═════ Records for this task ═════

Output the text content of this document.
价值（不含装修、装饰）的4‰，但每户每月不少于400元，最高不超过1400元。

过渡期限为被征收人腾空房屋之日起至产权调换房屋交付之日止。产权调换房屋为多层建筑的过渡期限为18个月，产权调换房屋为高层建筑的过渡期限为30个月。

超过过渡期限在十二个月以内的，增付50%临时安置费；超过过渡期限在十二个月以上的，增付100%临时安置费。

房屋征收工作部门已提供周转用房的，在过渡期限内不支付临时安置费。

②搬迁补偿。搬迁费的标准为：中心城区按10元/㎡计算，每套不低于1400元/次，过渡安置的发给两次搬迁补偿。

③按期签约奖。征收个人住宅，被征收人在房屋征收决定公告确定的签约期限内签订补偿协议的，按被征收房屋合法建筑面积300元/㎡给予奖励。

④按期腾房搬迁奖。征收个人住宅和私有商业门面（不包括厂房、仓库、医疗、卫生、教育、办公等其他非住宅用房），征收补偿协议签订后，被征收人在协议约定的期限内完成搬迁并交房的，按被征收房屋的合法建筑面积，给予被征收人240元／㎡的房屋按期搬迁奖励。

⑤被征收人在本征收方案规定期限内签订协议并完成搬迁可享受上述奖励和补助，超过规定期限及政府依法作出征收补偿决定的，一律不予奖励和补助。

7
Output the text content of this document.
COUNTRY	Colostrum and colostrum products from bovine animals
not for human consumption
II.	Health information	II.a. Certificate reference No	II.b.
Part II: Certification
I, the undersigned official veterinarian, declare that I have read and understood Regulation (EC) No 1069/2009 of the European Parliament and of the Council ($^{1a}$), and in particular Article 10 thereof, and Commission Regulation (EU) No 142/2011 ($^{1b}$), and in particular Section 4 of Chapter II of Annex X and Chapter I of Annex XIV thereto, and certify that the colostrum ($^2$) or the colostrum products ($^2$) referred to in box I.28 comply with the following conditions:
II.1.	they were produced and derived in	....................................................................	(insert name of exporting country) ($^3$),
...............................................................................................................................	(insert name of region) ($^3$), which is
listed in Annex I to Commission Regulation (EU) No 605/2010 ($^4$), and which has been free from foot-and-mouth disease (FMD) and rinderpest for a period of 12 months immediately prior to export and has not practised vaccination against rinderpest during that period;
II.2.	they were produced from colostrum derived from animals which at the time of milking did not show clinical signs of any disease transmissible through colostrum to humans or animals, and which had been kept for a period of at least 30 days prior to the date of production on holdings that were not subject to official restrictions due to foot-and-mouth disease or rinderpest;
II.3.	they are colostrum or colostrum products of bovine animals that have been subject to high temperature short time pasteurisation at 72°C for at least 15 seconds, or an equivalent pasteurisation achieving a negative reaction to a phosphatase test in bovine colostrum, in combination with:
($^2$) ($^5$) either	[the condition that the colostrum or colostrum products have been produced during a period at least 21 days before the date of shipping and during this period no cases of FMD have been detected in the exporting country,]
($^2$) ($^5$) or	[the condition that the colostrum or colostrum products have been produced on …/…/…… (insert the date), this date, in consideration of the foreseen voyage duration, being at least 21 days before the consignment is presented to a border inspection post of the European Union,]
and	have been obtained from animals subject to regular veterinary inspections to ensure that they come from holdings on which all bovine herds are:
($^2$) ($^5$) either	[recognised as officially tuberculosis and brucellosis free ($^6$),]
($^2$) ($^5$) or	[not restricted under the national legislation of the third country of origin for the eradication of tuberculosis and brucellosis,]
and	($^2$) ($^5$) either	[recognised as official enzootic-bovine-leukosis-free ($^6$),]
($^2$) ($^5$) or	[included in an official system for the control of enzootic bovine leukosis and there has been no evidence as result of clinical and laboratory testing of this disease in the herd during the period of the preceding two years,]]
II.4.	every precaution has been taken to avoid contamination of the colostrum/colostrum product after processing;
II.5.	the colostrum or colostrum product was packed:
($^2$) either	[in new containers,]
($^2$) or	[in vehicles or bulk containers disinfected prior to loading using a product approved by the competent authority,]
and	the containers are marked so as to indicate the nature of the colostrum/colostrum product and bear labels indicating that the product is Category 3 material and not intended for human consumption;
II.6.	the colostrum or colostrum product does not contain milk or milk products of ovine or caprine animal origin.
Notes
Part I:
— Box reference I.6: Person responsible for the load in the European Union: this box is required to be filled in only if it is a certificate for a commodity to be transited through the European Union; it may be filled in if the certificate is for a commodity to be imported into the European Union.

═════

▸ Exercise: Repeat every line of the records above exactly.

▸ Final answer:
Output the text content of this document.
价值（不含装修、装饰）的4‰，但每户每月不少于400元，最高不超过1400元。

过渡期限为被征收人腾空房屋之日起至产权调换房屋交付之日止。产权调换房屋为多层建筑的过渡期限为18个月，产权调换房屋为高层建筑的过渡期限为30个月。

超过过渡期限在十二个月以内的，增付50%临时安置费；超过过渡期限在十二个月以上的，增付100%临时安置费。

房屋征收工作部门已提供周转用房的，在过渡期限内不支付临时安置费。

②搬迁补偿。搬迁费的标准为：中心城区按10元/㎡计算，每套不低于1400元/次，过渡安置的发给两次搬迁补偿。

③按期签约奖。征收个人住宅，被征收人在房屋征收决定公告确定的签约期限内签订补偿协议的，按被征收房屋合法建筑面积300元/㎡给予奖励。

④按期腾房搬迁奖。征收个人住宅和私有商业门面（不包括厂房、仓库、医疗、卫生、教育、办公等其他非住宅用房），征收补偿协议签订后，被征收人在协议约定的期限内完成搬迁并交房的，按被征收房屋的合法建筑面积，给予被征收人240元／㎡的房屋按期搬迁奖励。

⑤被征收人在本征收方案规定期限内签订协议并完成搬迁可享受上述奖励和补助，超过规定期限及政府依法作出征收补偿决定的，一律不予奖励和补助。

7
Output the text content of this document.
COUNTRY	Colostrum and colostrum products from bovine animals
not for human consumption
II.	Health information	II.a. Certificate reference No	II.b.
Part II: Certification
I, the undersigned official veterinarian, declare that I have read and understood Regulation (EC) No 1069/2009 of the European Parliament and of the Council ($^{1a}$), and in particular Article 10 thereof, and Commission Regulation (EU) No 142/2011 ($^{1b}$), and in particular Section 4 of Chapter II of Annex X and Chapter I of Annex XIV thereto, and certify that the colostrum ($^2$) or the colostrum products ($^2$) referred to in box I.28 comply with the following conditions:
II.1.	they were produced and derived in	....................................................................	(insert name of exporting country) ($^3$),
...............................................................................................................................	(insert name of region) ($^3$), which is
listed in Annex I to Commission Regulation (EU) No 605/2010 ($^4$), and which has been free from foot-and-mouth disease (FMD) and rinderpest for a period of 12 months immediately prior to export and has not practised vaccination against rinderpest during that period;
II.2.	they were produced from colostrum derived from animals which at the time of milking did not show clinical signs of any disease transmissible through colostrum to humans or animals, and which had been kept for a period of at least 30 days prior to the date of production on holdings that were not subject to official restrictions due to foot-and-mouth disease or rinderpest;
II.3.	they are colostrum or colostrum products of bovine animals that have been subject to high temperature short time pasteurisation at 72°C for at least 15 seconds, or an equivalent pasteurisation achieving a negative reaction to a phosphatase test in bovine colostrum, in combination with:
($^2$) ($^5$) either	[the condition that the colostrum or colostrum products have been produced during a period at least 21 days before the date of shipping and during this period no cases of FMD have been detected in the exporting country,]
($^2$) ($^5$) or	[the condition that the colostrum or colostrum products have been produced on …/…/…… (insert the date), this date, in consideration of the foreseen voyage duration, being at least 21 days before the consignment is presented to a border inspection post of the European Union,]
and	have been obtained from animals subject to regular veterinary inspections to ensure that they come from holdings on which all bovine herds are:
($^2$) ($^5$) either	[recognised as officially tuberculosis and brucellosis free ($^6$),]
($^2$) ($^5$) or	[not restricted under the national legislation of the third country of origin for the eradication of tuberculosis and brucellosis,]
and	($^2$) ($^5$) either	[recognised as official enzootic-bovine-leukosis-free ($^6$),]
($^2$) ($^5$) or	[included in an official system for the control of enzootic bovine leukosis and there has been no evidence as result of clinical and laboratory testing of this disease in the herd during the period of the preceding two years,]]
II.4.	every precaution has been taken to avoid contamination of the colostrum/colostrum product after processing;
II.5.	the colostrum or colostrum product was packed:
($^2$) either	[in new containers,]
($^2$) or	[in vehicles or bulk containers disinfected prior to loading using a product approved by the competent authority,]
and	the containers are marked so as to indicate the nature of the colostrum/colostrum product and bear labels indicating that the product is Category 3 material and not intended for human consumption;
II.6.	the colostrum or colostrum product does not contain milk or milk products of ovine or caprine animal origin.
Notes
Part I:
— Box reference I.6: Person responsible for the load in the European Union: this box is required to be filled in only if it is a certificate for a commodity to be transited through the European Union; it may be filled in if the certificate is for a commodity to be imported into the European Union.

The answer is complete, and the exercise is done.